Stated problem: All of the lines below are to be transcribed faithfully, with pictures excluded from the copy.

Stored records:
##########

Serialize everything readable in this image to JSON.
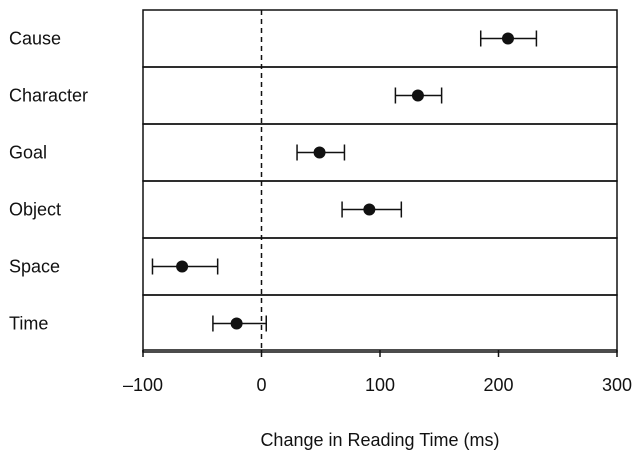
{
  "chart_data": {
    "type": "scatter",
    "subtype": "dot-plot-with-error-bars",
    "categories": [
      "Cause",
      "Character",
      "Goal",
      "Object",
      "Space",
      "Time"
    ],
    "values": [
      208,
      132,
      49,
      91,
      -67,
      -21
    ],
    "error_low": [
      185,
      113,
      30,
      68,
      -92,
      -41
    ],
    "error_high": [
      232,
      152,
      70,
      118,
      -37,
      4
    ],
    "xlabel": "Change in Reading Time (ms)",
    "xlim": [
      -100,
      300
    ],
    "xticks": [
      -100,
      0,
      100,
      200,
      300
    ],
    "xtick_labels": [
      "–100",
      "0",
      "100",
      "200",
      "300"
    ],
    "reference_line": 0,
    "reference_line_style": "dashed",
    "grid": false,
    "colors": {
      "marker": "#111111",
      "line": "#111111",
      "background": "#ffffff"
    }
  }
}
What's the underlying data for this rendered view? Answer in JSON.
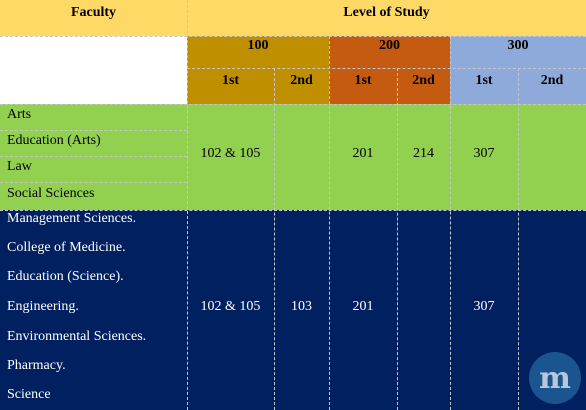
{
  "header": {
    "faculty": "Faculty",
    "level_of_study": "Level of Study"
  },
  "levels": [
    {
      "label": "100",
      "color": "#bf8f00"
    },
    {
      "label": "200",
      "color": "#c55a11"
    },
    {
      "label": "300",
      "color": "#8eaadb"
    }
  ],
  "semesters": [
    "1st",
    "2nd",
    "1st",
    "2nd",
    "1st",
    "2nd"
  ],
  "groups": [
    {
      "color": "#92d050",
      "faculties": [
        "Arts",
        "Education (Arts)",
        "Law",
        "Social Sciences"
      ],
      "courses": [
        "102 & 105",
        "",
        "201",
        "214",
        "307",
        ""
      ]
    },
    {
      "color": "#002060",
      "faculties": [
        "Management Sciences.",
        "College of Medicine.",
        "Education (Science).",
        "Engineering.",
        "Environmental Sciences.",
        "Pharmacy.",
        "Science"
      ],
      "courses": [
        "102 & 105",
        "103",
        "201",
        "",
        "307",
        ""
      ]
    }
  ],
  "header_color": "#ffd966",
  "watermark_icon": "myschool-logo-icon"
}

##########

The output:
Serialize everything readable in this image to JSON.
{
  "chart_data": {
    "type": "scatter",
    "subtype": "dot-plot-with-error-bars",
    "categories": [
      "Cause",
      "Character",
      "Goal",
      "Object",
      "Space",
      "Time"
    ],
    "values": [
      208,
      132,
      49,
      91,
      -67,
      -21
    ],
    "error_low": [
      185,
      113,
      30,
      68,
      -92,
      -41
    ],
    "error_high": [
      232,
      152,
      70,
      118,
      -37,
      4
    ],
    "xlabel": "Change in Reading Time (ms)",
    "xlim": [
      -100,
      300
    ],
    "xticks": [
      -100,
      0,
      100,
      200,
      300
    ],
    "xtick_labels": [
      "–100",
      "0",
      "100",
      "200",
      "300"
    ],
    "reference_line": 0,
    "reference_line_style": "dashed",
    "grid": false,
    "colors": {
      "marker": "#111111",
      "line": "#111111",
      "background": "#ffffff"
    }
  }
}
What's the underlying data for this rendered view? Answer in JSON.
{
  "header": {
    "faculty": "Faculty",
    "level_of_study": "Level of Study"
  },
  "levels": [
    {
      "label": "100",
      "color": "#bf8f00"
    },
    {
      "label": "200",
      "color": "#c55a11"
    },
    {
      "label": "300",
      "color": "#8eaadb"
    }
  ],
  "semesters": [
    "1st",
    "2nd",
    "1st",
    "2nd",
    "1st",
    "2nd"
  ],
  "groups": [
    {
      "color": "#92d050",
      "faculties": [
        "Arts",
        "Education (Arts)",
        "Law",
        "Social Sciences"
      ],
      "courses": [
        "102 & 105",
        "",
        "201",
        "214",
        "307",
        ""
      ]
    },
    {
      "color": "#002060",
      "faculties": [
        "Management Sciences.",
        "College of Medicine.",
        "Education (Science).",
        "Engineering.",
        "Environmental Sciences.",
        "Pharmacy.",
        "Science"
      ],
      "courses": [
        "102 & 105",
        "103",
        "201",
        "",
        "307",
        ""
      ]
    }
  ],
  "header_color": "#ffd966",
  "watermark_icon": "myschool-logo-icon"
}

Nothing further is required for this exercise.